EXERCISE REQUIREMENTS: Track down each line that has the word "title" and copy it.

THE DATA:
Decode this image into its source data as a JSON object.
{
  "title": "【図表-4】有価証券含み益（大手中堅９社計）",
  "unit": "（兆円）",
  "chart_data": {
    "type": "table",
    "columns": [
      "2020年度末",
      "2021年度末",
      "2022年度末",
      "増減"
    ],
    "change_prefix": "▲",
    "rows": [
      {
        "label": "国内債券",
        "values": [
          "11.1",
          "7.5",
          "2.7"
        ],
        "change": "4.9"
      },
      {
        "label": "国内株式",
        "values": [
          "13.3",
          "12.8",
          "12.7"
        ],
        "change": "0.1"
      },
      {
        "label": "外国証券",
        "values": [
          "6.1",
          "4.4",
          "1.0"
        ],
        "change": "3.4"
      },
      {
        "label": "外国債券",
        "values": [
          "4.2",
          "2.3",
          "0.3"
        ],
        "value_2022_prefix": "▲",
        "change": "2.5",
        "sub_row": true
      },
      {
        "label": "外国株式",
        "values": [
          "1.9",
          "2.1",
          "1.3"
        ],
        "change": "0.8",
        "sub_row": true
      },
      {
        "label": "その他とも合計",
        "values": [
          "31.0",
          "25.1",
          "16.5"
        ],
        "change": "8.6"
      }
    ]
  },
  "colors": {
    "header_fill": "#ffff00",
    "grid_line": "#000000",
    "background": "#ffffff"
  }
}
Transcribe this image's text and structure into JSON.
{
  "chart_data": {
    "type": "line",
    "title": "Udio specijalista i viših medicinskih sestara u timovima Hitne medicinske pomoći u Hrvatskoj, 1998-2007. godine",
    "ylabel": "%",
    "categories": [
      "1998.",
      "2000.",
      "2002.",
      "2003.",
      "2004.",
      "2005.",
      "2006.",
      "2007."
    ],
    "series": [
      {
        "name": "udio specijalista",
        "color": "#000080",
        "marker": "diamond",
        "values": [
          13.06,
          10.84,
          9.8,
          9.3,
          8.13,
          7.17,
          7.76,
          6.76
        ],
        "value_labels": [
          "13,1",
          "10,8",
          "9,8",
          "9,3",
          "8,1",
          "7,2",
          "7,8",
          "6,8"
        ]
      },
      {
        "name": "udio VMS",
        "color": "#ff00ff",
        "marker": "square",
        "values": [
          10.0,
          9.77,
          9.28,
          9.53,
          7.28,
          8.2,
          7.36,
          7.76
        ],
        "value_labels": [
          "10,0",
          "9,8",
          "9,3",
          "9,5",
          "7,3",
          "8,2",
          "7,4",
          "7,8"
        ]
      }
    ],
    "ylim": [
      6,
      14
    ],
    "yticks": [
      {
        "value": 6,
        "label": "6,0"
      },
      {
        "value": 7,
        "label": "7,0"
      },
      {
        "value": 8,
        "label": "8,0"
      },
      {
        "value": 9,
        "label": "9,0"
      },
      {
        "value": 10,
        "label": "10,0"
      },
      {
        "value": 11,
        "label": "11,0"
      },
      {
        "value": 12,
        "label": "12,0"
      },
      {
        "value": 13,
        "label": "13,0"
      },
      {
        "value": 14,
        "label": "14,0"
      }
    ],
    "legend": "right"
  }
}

RESULT FOR THIS TASK:
  "title": "【図表-4】有価証券含み益（大手中堅９社計）",
    "title": "Udio specijalista i viših medicinskih sestara u timovima Hitne medicinske pomoći u Hrvatskoj, 1998-2007. godine",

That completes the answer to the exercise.